◆ **WHAT THE EXERCISE ASKS**:
Your task is to transcribe all of the records exactly and leave out the pictures.

Source data:
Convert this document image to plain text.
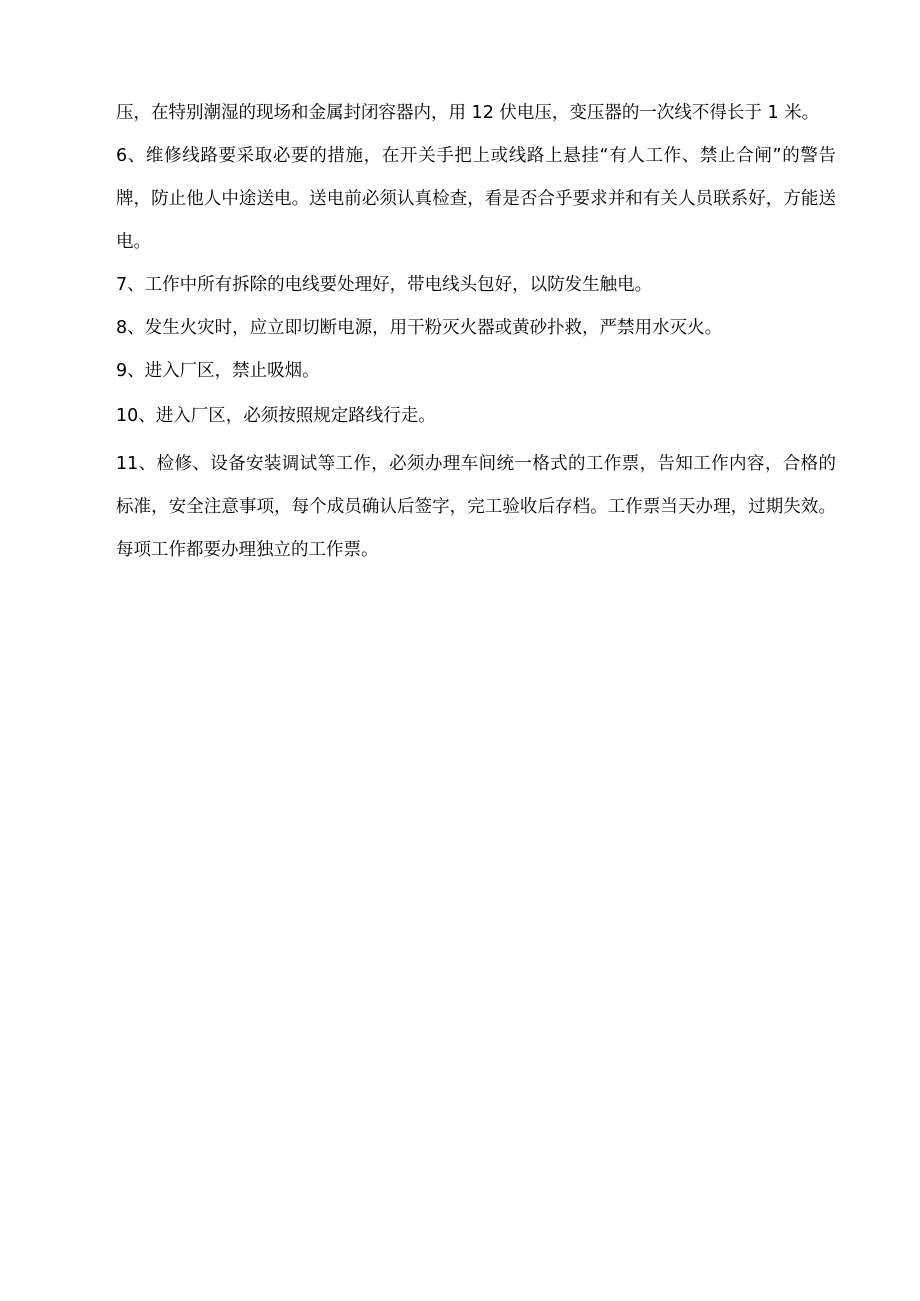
压，在特别潮湿的现场和金属封闭容器内，用 12 伏电压，变压器的一次线不得长于 1 米。

6、维修线路要采取必要的措施，在开关手把上或线路上悬挂“有人工作、禁止合闸”的警告牌，防止他人中途送电。送电前必须认真检查，看是否合乎要求并和有关人员联系好，方能送电。

7、工作中所有拆除的电线要处理好，带电线头包好，以防发生触电。

8、发生火灾时，应立即切断电源，用干粉灭火器或黄砂扑救，严禁用水灭火。

9、进入厂区，禁止吸烟。

10、进入厂区，必须按照规定路线行走。

11、检修、设备安装调试等工作，必须办理车间统一格式的工作票，告知工作内容，合格的标准，安全注意事项，每个成员确认后签字，完工验收后存档。工作票当天办理，过期失效。每项工作都要办理独立的工作票。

◆ **EXERCISE ANSWER**:
Convert this document image to plain text.
压，在特别潮湿的现场和金属封闭容器内，用 12 伏电压，变压器的一次线不得长于 1 米。

6、维修线路要采取必要的措施，在开关手把上或线路上悬挂“有人工作、禁止合闸”的警告牌，防止他人中途送电。送电前必须认真检查，看是否合乎要求并和有关人员联系好，方能送电。

7、工作中所有拆除的电线要处理好，带电线头包好，以防发生触电。

8、发生火灾时，应立即切断电源，用干粉灭火器或黄砂扑救，严禁用水灭火。

9、进入厂区，禁止吸烟。

10、进入厂区，必须按照规定路线行走。

11、检修、设备安装调试等工作，必须办理车间统一格式的工作票，告知工作内容，合格的标准，安全注意事项，每个成员确认后签字，完工验收后存档。工作票当天办理，过期失效。每项工作都要办理独立的工作票。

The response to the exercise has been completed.